MATERIAL FOR THE TASK:

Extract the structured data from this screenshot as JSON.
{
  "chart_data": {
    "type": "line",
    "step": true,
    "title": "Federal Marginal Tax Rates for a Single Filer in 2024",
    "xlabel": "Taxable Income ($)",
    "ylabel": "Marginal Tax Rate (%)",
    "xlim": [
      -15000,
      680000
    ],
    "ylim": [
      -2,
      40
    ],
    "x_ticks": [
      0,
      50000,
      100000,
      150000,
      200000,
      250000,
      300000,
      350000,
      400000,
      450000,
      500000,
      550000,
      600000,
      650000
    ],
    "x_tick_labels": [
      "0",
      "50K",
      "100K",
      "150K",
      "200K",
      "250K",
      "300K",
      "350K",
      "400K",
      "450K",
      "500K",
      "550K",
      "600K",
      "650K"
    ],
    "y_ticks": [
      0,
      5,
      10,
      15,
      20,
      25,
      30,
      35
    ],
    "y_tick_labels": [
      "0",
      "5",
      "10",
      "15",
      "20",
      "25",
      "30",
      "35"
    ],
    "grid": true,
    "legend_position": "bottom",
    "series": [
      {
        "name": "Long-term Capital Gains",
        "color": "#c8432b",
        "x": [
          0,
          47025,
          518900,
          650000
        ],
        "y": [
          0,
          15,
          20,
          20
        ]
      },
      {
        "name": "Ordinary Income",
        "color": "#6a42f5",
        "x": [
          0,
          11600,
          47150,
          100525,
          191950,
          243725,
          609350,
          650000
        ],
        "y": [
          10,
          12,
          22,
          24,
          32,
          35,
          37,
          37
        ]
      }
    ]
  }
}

STATED TASK: The entries above must be returned exactly.

SOLUTION TO THE PROBLEM:
Extract the structured data from this screenshot as JSON.
{
  "chart_data": {
    "type": "line",
    "step": true,
    "title": "Federal Marginal Tax Rates for a Single Filer in 2024",
    "xlabel": "Taxable Income ($)",
    "ylabel": "Marginal Tax Rate (%)",
    "xlim": [
      -15000,
      680000
    ],
    "ylim": [
      -2,
      40
    ],
    "x_ticks": [
      0,
      50000,
      100000,
      150000,
      200000,
      250000,
      300000,
      350000,
      400000,
      450000,
      500000,
      550000,
      600000,
      650000
    ],
    "x_tick_labels": [
      "0",
      "50K",
      "100K",
      "150K",
      "200K",
      "250K",
      "300K",
      "350K",
      "400K",
      "450K",
      "500K",
      "550K",
      "600K",
      "650K"
    ],
    "y_ticks": [
      0,
      5,
      10,
      15,
      20,
      25,
      30,
      35
    ],
    "y_tick_labels": [
      "0",
      "5",
      "10",
      "15",
      "20",
      "25",
      "30",
      "35"
    ],
    "grid": true,
    "legend_position": "bottom",
    "series": [
      {
        "name": "Long-term Capital Gains",
        "color": "#c8432b",
        "x": [
          0,
          47025,
          518900,
          650000
        ],
        "y": [
          0,
          15,
          20,
          20
        ]
      },
      {
        "name": "Ordinary Income",
        "color": "#6a42f5",
        "x": [
          0,
          11600,
          47150,
          100525,
          191950,
          243725,
          609350,
          650000
        ],
        "y": [
          10,
          12,
          22,
          24,
          32,
          35,
          37,
          37
        ]
      }
    ]
  }
}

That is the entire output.